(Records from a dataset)
-.-.-

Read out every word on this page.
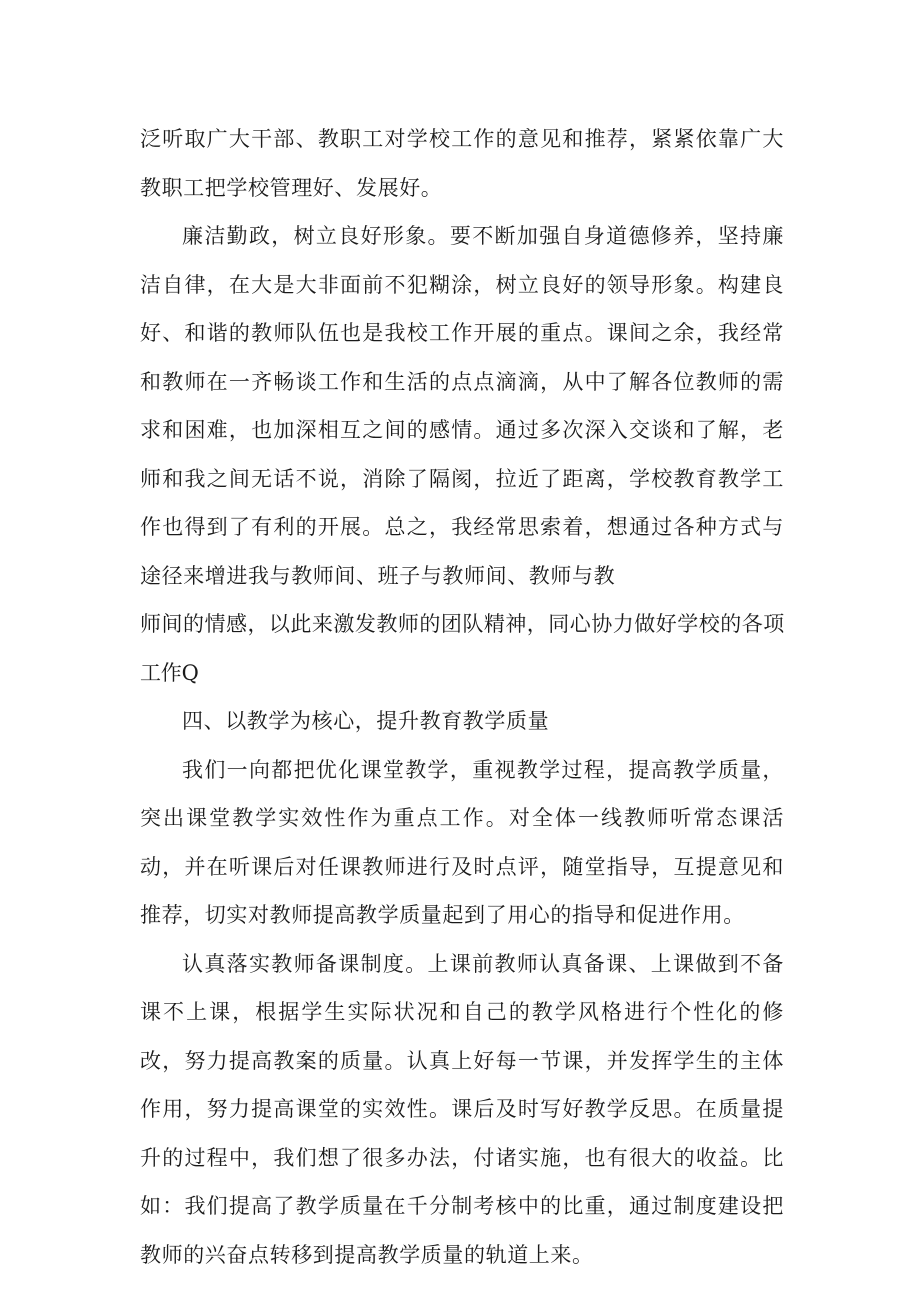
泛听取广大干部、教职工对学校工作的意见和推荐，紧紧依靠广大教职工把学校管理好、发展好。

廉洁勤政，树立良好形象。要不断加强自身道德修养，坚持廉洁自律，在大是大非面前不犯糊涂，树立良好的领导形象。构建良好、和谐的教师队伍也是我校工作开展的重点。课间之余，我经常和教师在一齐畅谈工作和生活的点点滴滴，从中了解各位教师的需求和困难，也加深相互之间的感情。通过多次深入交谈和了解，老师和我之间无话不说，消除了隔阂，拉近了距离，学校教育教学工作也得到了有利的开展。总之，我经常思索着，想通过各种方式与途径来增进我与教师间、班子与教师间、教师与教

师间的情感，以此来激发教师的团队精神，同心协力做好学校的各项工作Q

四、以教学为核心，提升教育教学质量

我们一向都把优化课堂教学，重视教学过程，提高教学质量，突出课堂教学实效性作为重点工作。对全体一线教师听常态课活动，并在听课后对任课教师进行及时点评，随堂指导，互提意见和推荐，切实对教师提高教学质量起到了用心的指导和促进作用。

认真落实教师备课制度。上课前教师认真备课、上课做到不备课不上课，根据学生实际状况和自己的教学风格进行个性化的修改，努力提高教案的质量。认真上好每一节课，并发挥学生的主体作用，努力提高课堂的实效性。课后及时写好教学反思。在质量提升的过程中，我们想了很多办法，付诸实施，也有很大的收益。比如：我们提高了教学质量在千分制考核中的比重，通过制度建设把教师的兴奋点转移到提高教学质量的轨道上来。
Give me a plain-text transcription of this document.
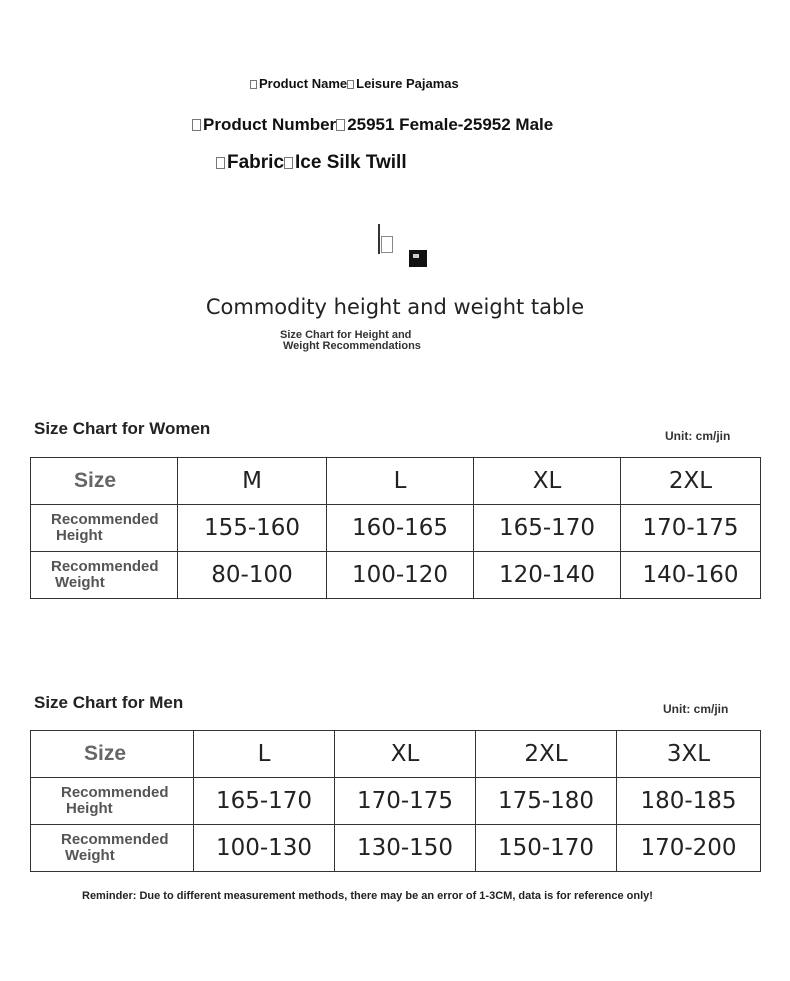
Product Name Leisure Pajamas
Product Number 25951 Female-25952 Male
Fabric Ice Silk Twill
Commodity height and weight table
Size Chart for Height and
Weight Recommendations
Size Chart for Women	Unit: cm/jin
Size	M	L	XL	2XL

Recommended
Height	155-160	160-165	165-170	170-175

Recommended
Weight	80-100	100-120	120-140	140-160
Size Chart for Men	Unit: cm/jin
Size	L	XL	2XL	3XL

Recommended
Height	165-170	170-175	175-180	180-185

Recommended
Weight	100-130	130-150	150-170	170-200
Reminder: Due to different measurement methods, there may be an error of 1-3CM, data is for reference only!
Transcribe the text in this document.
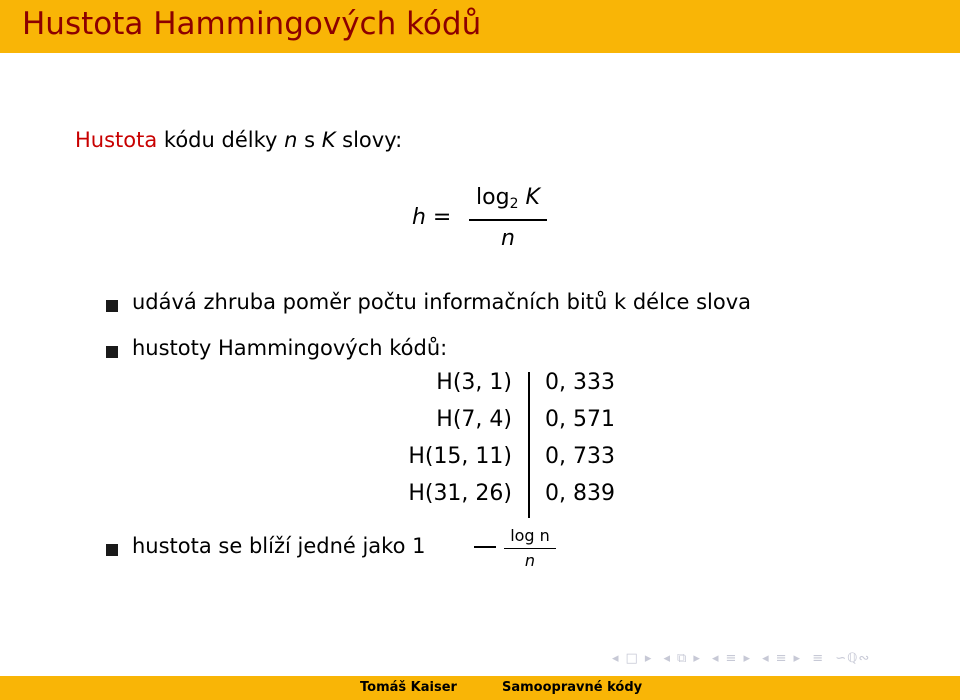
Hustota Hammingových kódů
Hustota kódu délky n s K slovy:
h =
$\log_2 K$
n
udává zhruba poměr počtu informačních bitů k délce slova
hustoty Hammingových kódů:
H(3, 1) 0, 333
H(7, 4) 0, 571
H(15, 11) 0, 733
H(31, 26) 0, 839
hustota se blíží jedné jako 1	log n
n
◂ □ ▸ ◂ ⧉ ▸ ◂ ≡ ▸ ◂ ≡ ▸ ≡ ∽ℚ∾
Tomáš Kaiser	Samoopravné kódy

-.-.-

Your objective: Point out every line holding the string "Hammingových" and copy it.

Result:
Hustota Hammingových kódů
hustoty Hammingových kódů:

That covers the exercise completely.